→ **What to work on**: Which lines in the listing below contain the word "skötsel"? Copy each one.

→ **Given information**:
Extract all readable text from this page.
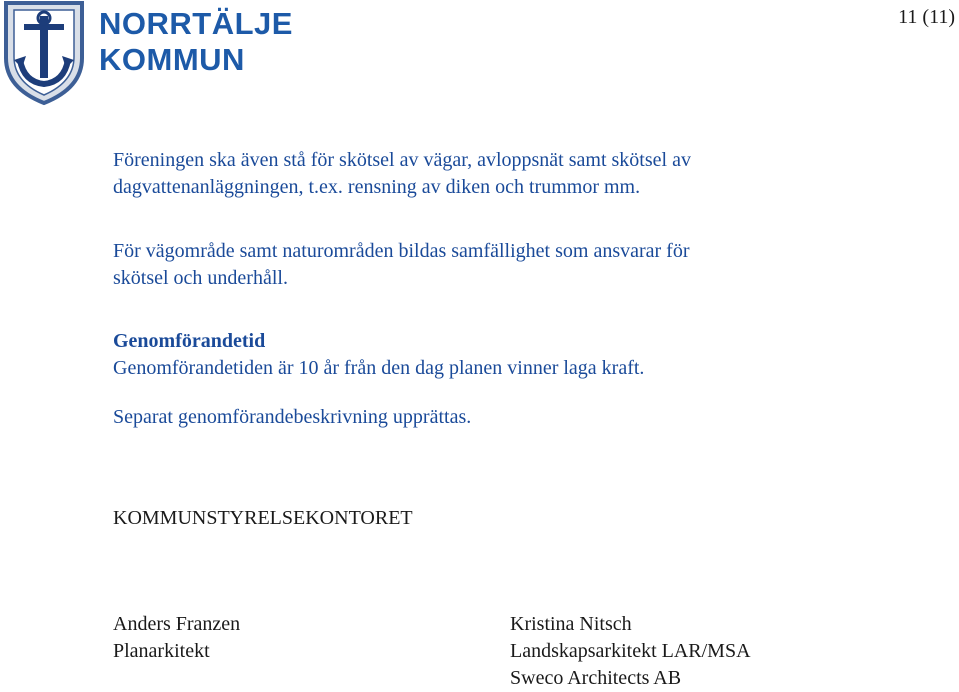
NORRTÄLJE
KOMMUN
11 (11)
Föreningen ska även stå för skötsel av vägar, avloppsnät samt skötsel av
dagvattenanläggningen, t.ex. rensning av diken och trummor mm.
För vägområde samt naturområden bildas samfällighet som ansvarar för
skötsel och underhåll.
Genomförandetid
Genomförandetiden är 10 år från den dag planen vinner laga kraft.
Separat genomförandebeskrivning upprättas.
KOMMUNSTYRELSEKONTORET
Anders Franzen
Planarkitekt
Kristina Nitsch
Landskapsarkitekt LAR/MSA
Sweco Architects AB
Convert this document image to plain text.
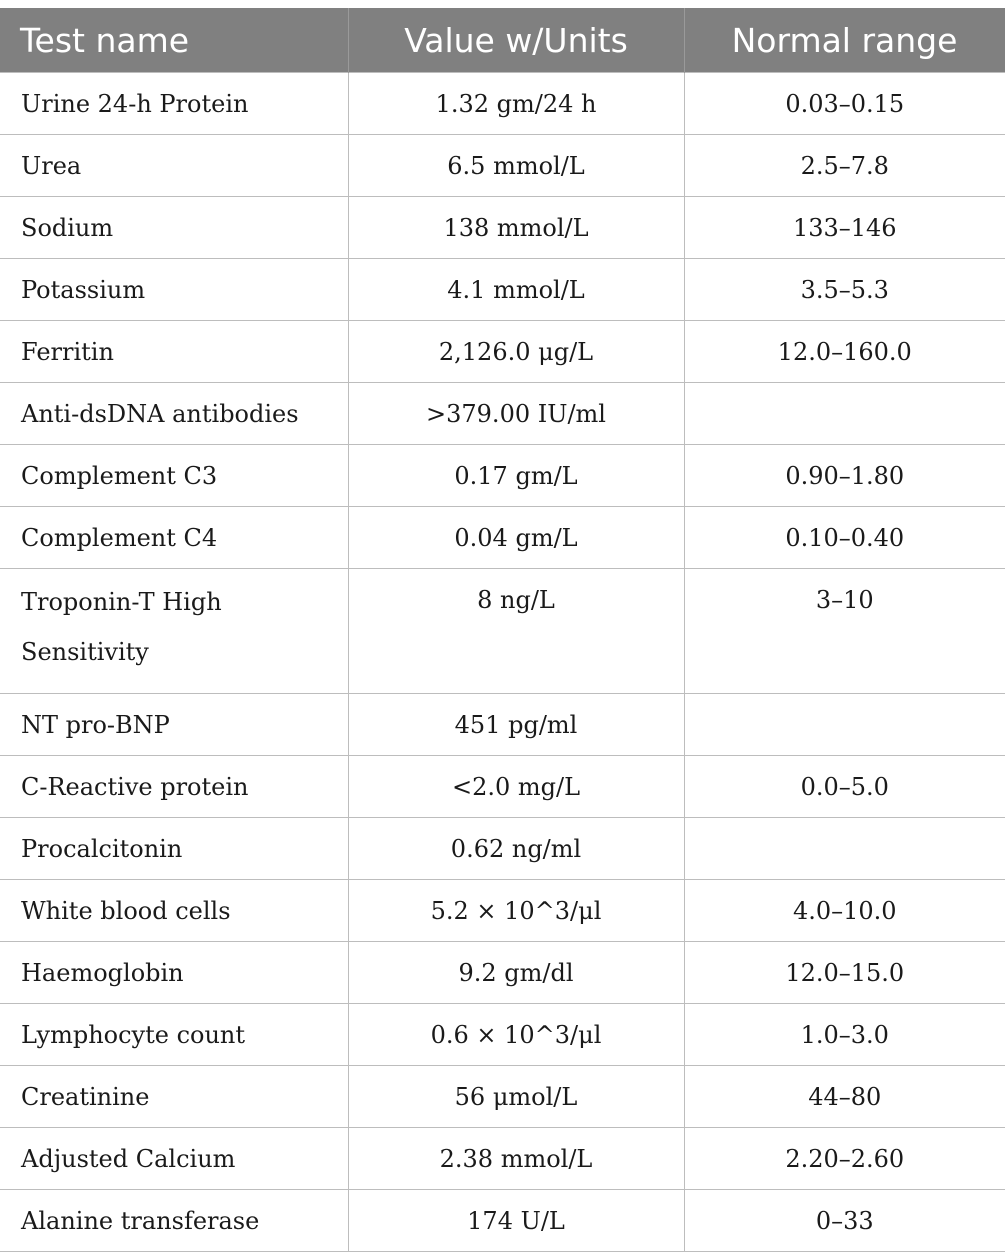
Test name	Value w/Units	Normal range
Urine 24-h Protein	1.32 gm/24 h	0.03–0.15
Urea	6.5 mmol/L	2.5–7.8
Sodium	138 mmol/L	133–146
Potassium	4.1 mmol/L	3.5–5.3
Ferritin	2,126.0 μg/L	12.0–160.0
Anti-dsDNA antibodies	>379.00 IU/ml	
Complement C3	0.17 gm/L	0.90–1.80
Complement C4	0.04 gm/L	0.10–0.40
Troponin-T High Sensitivity	8 ng/L	3–10
NT pro-BNP	451 pg/ml	
C-Reactive protein	<2.0 mg/L	0.0–5.0
Procalcitonin	0.62 ng/ml	
White blood cells	5.2 × 10^3/μl	4.0–10.0
Haemoglobin	9.2 gm/dl	12.0–15.0
Lymphocyte count	0.6 × 10^3/μl	1.0–3.0
Creatinine	56 μmol/L	44–80
Adjusted Calcium	2.38 mmol/L	2.20–2.60
Alanine transferase	174 U/L	0–33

→ **Answer section**:
Föreningen ska även stå för skötsel av vägar, avloppsnät samt skötsel av
skötsel och underhåll.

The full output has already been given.